Recorded data:

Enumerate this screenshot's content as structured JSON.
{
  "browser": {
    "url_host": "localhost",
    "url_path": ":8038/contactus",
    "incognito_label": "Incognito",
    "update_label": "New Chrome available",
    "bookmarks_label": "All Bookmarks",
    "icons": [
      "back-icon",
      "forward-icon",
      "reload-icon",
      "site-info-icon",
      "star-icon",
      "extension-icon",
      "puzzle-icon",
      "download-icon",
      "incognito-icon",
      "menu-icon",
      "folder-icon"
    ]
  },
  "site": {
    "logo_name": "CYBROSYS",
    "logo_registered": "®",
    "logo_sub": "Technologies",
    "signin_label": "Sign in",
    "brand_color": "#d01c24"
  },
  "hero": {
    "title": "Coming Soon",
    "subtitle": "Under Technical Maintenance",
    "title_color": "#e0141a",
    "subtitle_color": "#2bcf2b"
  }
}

The problem:
Write out every entry word for word.

Exercise response:
Enumerate this screenshot's content as structured JSON.
{
  "browser": {
    "url_host": "localhost",
    "url_path": ":8038/contactus",
    "incognito_label": "Incognito",
    "update_label": "New Chrome available",
    "bookmarks_label": "All Bookmarks",
    "icons": [
      "back-icon",
      "forward-icon",
      "reload-icon",
      "site-info-icon",
      "star-icon",
      "extension-icon",
      "puzzle-icon",
      "download-icon",
      "incognito-icon",
      "menu-icon",
      "folder-icon"
    ]
  },
  "site": {
    "logo_name": "CYBROSYS",
    "logo_registered": "®",
    "logo_sub": "Technologies",
    "signin_label": "Sign in",
    "brand_color": "#d01c24"
  },
  "hero": {
    "title": "Coming Soon",
    "subtitle": "Under Technical Maintenance",
    "title_color": "#e0141a",
    "subtitle_color": "#2bcf2b"
  }
}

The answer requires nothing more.